**Short task**
Pick out the lines in the listing below that contain the word "private" and copy them.

+++ Rows +++

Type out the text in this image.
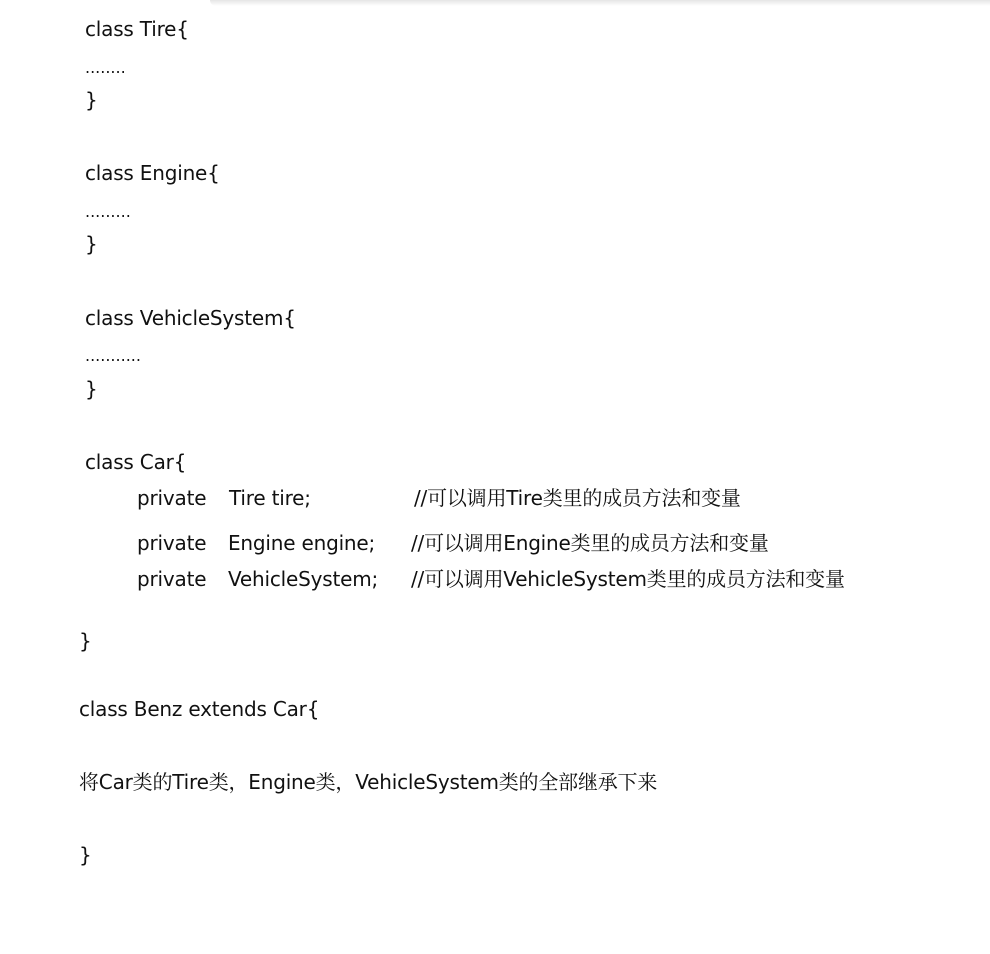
class Tire{
........
}
class Engine{
.........
}
class VehicleSystem{
...........
}
class Car{
private Tire tire;	//可以调用Tire类里的成员方法和变量
private Engine engine; //可以调用Engine类里的成员方法和变量
private VehicleSystem; //可以调用VehicleSystem类里的成员方法和变量
}
class Benz extends Car{
将Car类的Tire类，Engine类，VehicleSystem类的全部继承下来
}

+++

**Response to this task**
private Tire tire;	//可以调用Tire类里的成员方法和变量
private Engine engine; //可以调用Engine类里的成员方法和变量
private VehicleSystem; //可以调用VehicleSystem类里的成员方法和变量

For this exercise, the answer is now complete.